[Stated exercise]
Copy out the listing in full, exactly as written, but not its pictures.

[Supplied entries]
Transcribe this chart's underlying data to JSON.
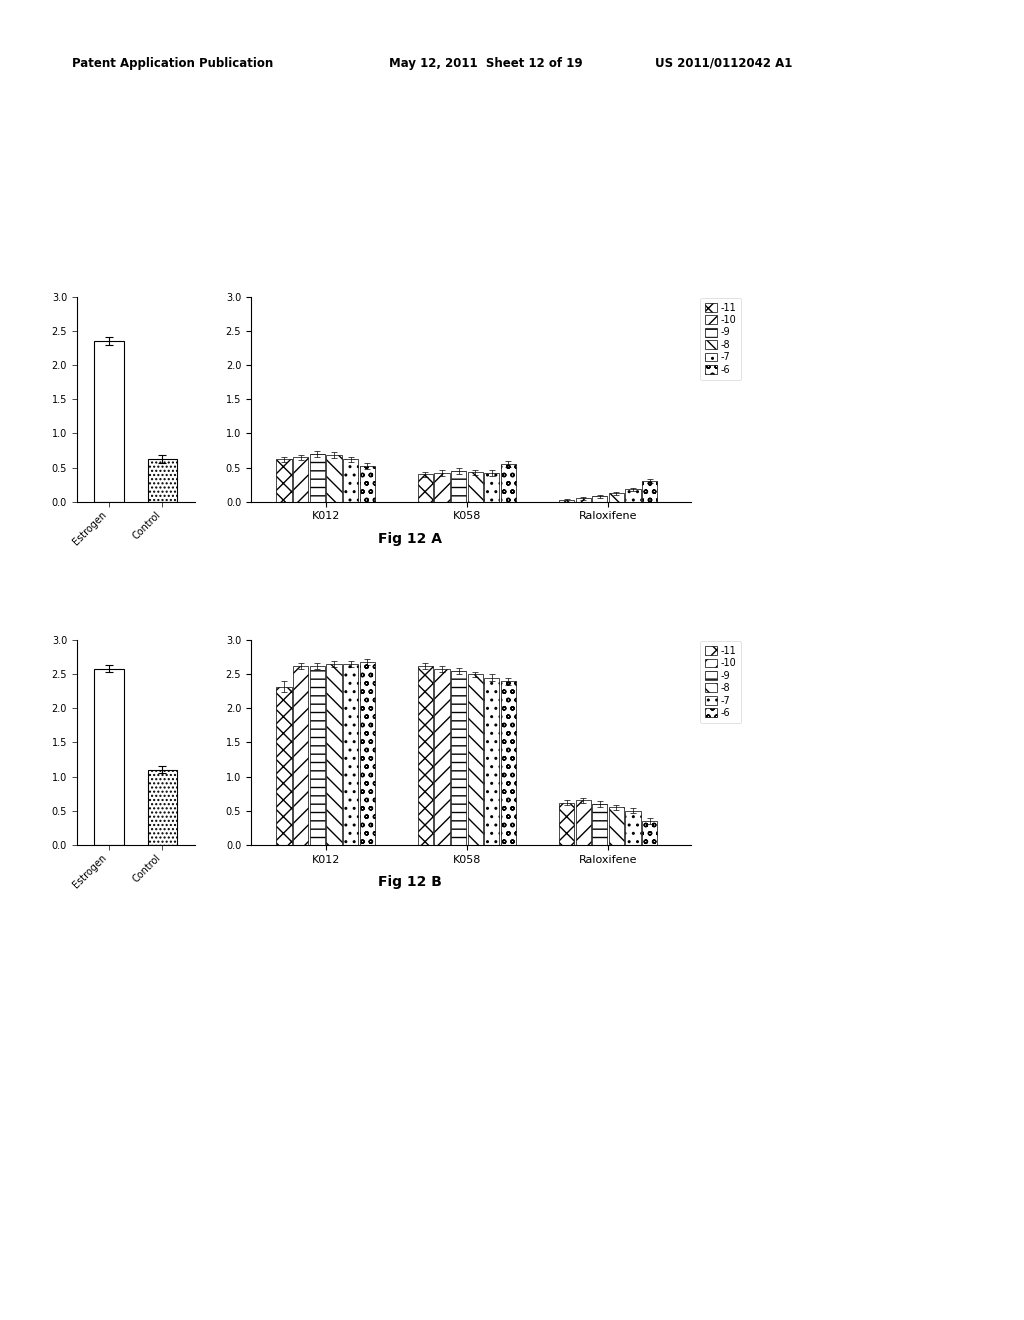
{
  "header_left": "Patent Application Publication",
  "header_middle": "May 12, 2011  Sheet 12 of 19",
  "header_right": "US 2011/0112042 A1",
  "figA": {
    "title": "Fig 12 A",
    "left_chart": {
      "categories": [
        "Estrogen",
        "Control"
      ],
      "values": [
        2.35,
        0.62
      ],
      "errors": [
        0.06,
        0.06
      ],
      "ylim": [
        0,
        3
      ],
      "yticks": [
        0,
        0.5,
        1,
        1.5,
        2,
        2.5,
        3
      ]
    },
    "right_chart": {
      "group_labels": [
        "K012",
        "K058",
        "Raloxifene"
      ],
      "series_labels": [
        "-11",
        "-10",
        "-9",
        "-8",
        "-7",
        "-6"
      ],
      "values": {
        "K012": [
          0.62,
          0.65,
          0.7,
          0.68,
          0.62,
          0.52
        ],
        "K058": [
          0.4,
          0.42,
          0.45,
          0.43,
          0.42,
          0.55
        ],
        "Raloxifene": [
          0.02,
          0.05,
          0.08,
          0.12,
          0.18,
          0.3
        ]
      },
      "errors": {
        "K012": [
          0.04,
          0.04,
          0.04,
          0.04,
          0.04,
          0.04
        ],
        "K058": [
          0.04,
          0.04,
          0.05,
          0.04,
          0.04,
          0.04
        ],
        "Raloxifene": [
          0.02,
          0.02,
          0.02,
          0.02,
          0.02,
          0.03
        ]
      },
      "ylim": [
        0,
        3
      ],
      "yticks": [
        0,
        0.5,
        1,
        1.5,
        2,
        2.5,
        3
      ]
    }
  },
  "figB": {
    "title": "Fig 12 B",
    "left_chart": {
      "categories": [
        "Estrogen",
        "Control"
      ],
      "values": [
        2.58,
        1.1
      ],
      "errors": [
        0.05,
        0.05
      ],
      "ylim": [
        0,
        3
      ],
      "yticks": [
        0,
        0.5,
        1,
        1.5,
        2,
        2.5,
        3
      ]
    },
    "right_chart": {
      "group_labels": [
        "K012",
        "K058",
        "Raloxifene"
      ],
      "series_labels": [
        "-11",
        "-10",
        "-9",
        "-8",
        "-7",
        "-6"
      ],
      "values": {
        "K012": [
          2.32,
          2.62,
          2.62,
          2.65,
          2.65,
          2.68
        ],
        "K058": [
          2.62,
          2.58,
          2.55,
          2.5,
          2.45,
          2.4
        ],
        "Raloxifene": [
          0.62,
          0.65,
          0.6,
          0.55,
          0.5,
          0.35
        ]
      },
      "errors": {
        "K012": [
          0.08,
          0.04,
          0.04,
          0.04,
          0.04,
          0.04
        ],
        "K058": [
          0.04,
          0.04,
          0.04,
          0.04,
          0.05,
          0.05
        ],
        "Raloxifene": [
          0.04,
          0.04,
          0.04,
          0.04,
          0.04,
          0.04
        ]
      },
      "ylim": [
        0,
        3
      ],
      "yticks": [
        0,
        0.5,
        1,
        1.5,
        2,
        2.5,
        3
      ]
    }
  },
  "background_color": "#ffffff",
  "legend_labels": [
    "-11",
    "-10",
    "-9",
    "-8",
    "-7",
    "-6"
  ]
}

[Task response]
Transcribe this chart's underlying data to JSON.
{
  "header_left": "Patent Application Publication",
  "header_middle": "May 12, 2011  Sheet 12 of 19",
  "header_right": "US 2011/0112042 A1",
  "figA": {
    "title": "Fig 12 A",
    "left_chart": {
      "categories": [
        "Estrogen",
        "Control"
      ],
      "values": [
        2.35,
        0.62
      ],
      "errors": [
        0.06,
        0.06
      ],
      "ylim": [
        0,
        3
      ],
      "yticks": [
        0,
        0.5,
        1,
        1.5,
        2,
        2.5,
        3
      ]
    },
    "right_chart": {
      "group_labels": [
        "K012",
        "K058",
        "Raloxifene"
      ],
      "series_labels": [
        "-11",
        "-10",
        "-9",
        "-8",
        "-7",
        "-6"
      ],
      "values": {
        "K012": [
          0.62,
          0.65,
          0.7,
          0.68,
          0.62,
          0.52
        ],
        "K058": [
          0.4,
          0.42,
          0.45,
          0.43,
          0.42,
          0.55
        ],
        "Raloxifene": [
          0.02,
          0.05,
          0.08,
          0.12,
          0.18,
          0.3
        ]
      },
      "errors": {
        "K012": [
          0.04,
          0.04,
          0.04,
          0.04,
          0.04,
          0.04
        ],
        "K058": [
          0.04,
          0.04,
          0.05,
          0.04,
          0.04,
          0.04
        ],
        "Raloxifene": [
          0.02,
          0.02,
          0.02,
          0.02,
          0.02,
          0.03
        ]
      },
      "ylim": [
        0,
        3
      ],
      "yticks": [
        0,
        0.5,
        1,
        1.5,
        2,
        2.5,
        3
      ]
    }
  },
  "figB": {
    "title": "Fig 12 B",
    "left_chart": {
      "categories": [
        "Estrogen",
        "Control"
      ],
      "values": [
        2.58,
        1.1
      ],
      "errors": [
        0.05,
        0.05
      ],
      "ylim": [
        0,
        3
      ],
      "yticks": [
        0,
        0.5,
        1,
        1.5,
        2,
        2.5,
        3
      ]
    },
    "right_chart": {
      "group_labels": [
        "K012",
        "K058",
        "Raloxifene"
      ],
      "series_labels": [
        "-11",
        "-10",
        "-9",
        "-8",
        "-7",
        "-6"
      ],
      "values": {
        "K012": [
          2.32,
          2.62,
          2.62,
          2.65,
          2.65,
          2.68
        ],
        "K058": [
          2.62,
          2.58,
          2.55,
          2.5,
          2.45,
          2.4
        ],
        "Raloxifene": [
          0.62,
          0.65,
          0.6,
          0.55,
          0.5,
          0.35
        ]
      },
      "errors": {
        "K012": [
          0.08,
          0.04,
          0.04,
          0.04,
          0.04,
          0.04
        ],
        "K058": [
          0.04,
          0.04,
          0.04,
          0.04,
          0.05,
          0.05
        ],
        "Raloxifene": [
          0.04,
          0.04,
          0.04,
          0.04,
          0.04,
          0.04
        ]
      },
      "ylim": [
        0,
        3
      ],
      "yticks": [
        0,
        0.5,
        1,
        1.5,
        2,
        2.5,
        3
      ]
    }
  },
  "background_color": "#ffffff",
  "legend_labels": [
    "-11",
    "-10",
    "-9",
    "-8",
    "-7",
    "-6"
  ]
}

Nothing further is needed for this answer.